_Dataset items_
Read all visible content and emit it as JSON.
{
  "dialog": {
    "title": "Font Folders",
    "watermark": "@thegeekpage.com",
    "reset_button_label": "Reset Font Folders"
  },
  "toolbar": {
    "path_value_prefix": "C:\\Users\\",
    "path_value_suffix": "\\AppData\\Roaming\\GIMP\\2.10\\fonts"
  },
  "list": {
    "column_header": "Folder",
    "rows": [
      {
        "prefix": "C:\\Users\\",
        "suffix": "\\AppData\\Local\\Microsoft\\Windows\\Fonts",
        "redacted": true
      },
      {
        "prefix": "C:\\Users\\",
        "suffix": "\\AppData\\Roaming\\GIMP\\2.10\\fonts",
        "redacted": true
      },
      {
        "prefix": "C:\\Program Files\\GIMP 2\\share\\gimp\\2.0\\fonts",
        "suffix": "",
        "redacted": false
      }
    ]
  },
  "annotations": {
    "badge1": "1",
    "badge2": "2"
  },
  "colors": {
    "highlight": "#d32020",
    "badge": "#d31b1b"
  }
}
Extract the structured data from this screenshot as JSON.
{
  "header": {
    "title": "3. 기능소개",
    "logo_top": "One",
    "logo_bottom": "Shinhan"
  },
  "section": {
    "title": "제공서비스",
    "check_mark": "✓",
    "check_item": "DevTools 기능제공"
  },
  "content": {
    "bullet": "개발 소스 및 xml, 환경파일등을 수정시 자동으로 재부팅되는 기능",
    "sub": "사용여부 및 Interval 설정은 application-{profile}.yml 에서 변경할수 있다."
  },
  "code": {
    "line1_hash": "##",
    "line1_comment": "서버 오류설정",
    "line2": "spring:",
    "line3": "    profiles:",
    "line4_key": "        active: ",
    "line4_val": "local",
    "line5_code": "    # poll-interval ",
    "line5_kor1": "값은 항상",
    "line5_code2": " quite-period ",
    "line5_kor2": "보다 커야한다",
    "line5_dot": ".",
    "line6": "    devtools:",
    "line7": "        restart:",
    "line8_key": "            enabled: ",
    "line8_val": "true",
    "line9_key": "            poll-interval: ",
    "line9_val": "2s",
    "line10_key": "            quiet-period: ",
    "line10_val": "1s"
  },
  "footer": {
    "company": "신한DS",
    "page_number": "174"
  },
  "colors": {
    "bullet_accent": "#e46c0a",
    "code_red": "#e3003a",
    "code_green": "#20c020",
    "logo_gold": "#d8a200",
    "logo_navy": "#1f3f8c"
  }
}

_PROBLEM REQUIREMENTS_
Print out every record again, exactly and in full.

_FULL SOLUTION_
Read all visible content and emit it as JSON.
{
  "dialog": {
    "title": "Font Folders",
    "watermark": "@thegeekpage.com",
    "reset_button_label": "Reset Font Folders"
  },
  "toolbar": {
    "path_value_prefix": "C:\\Users\\",
    "path_value_suffix": "\\AppData\\Roaming\\GIMP\\2.10\\fonts"
  },
  "list": {
    "column_header": "Folder",
    "rows": [
      {
        "prefix": "C:\\Users\\",
        "suffix": "\\AppData\\Local\\Microsoft\\Windows\\Fonts",
        "redacted": true
      },
      {
        "prefix": "C:\\Users\\",
        "suffix": "\\AppData\\Roaming\\GIMP\\2.10\\fonts",
        "redacted": true
      },
      {
        "prefix": "C:\\Program Files\\GIMP 2\\share\\gimp\\2.0\\fonts",
        "suffix": "",
        "redacted": false
      }
    ]
  },
  "annotations": {
    "badge1": "1",
    "badge2": "2"
  },
  "colors": {
    "highlight": "#d32020",
    "badge": "#d31b1b"
  }
}
Extract the structured data from this screenshot as JSON.
{
  "header": {
    "title": "3. 기능소개",
    "logo_top": "One",
    "logo_bottom": "Shinhan"
  },
  "section": {
    "title": "제공서비스",
    "check_mark": "✓",
    "check_item": "DevTools 기능제공"
  },
  "content": {
    "bullet": "개발 소스 및 xml, 환경파일등을 수정시 자동으로 재부팅되는 기능",
    "sub": "사용여부 및 Interval 설정은 application-{profile}.yml 에서 변경할수 있다."
  },
  "code": {
    "line1_hash": "##",
    "line1_comment": "서버 오류설정",
    "line2": "spring:",
    "line3": "    profiles:",
    "line4_key": "        active: ",
    "line4_val": "local",
    "line5_code": "    # poll-interval ",
    "line5_kor1": "값은 항상",
    "line5_code2": " quite-period ",
    "line5_kor2": "보다 커야한다",
    "line5_dot": ".",
    "line6": "    devtools:",
    "line7": "        restart:",
    "line8_key": "            enabled: ",
    "line8_val": "true",
    "line9_key": "            poll-interval: ",
    "line9_val": "2s",
    "line10_key": "            quiet-period: ",
    "line10_val": "1s"
  },
  "footer": {
    "company": "신한DS",
    "page_number": "174"
  },
  "colors": {
    "bullet_accent": "#e46c0a",
    "code_red": "#e3003a",
    "code_green": "#20c020",
    "logo_gold": "#d8a200",
    "logo_navy": "#1f3f8c"
  }
}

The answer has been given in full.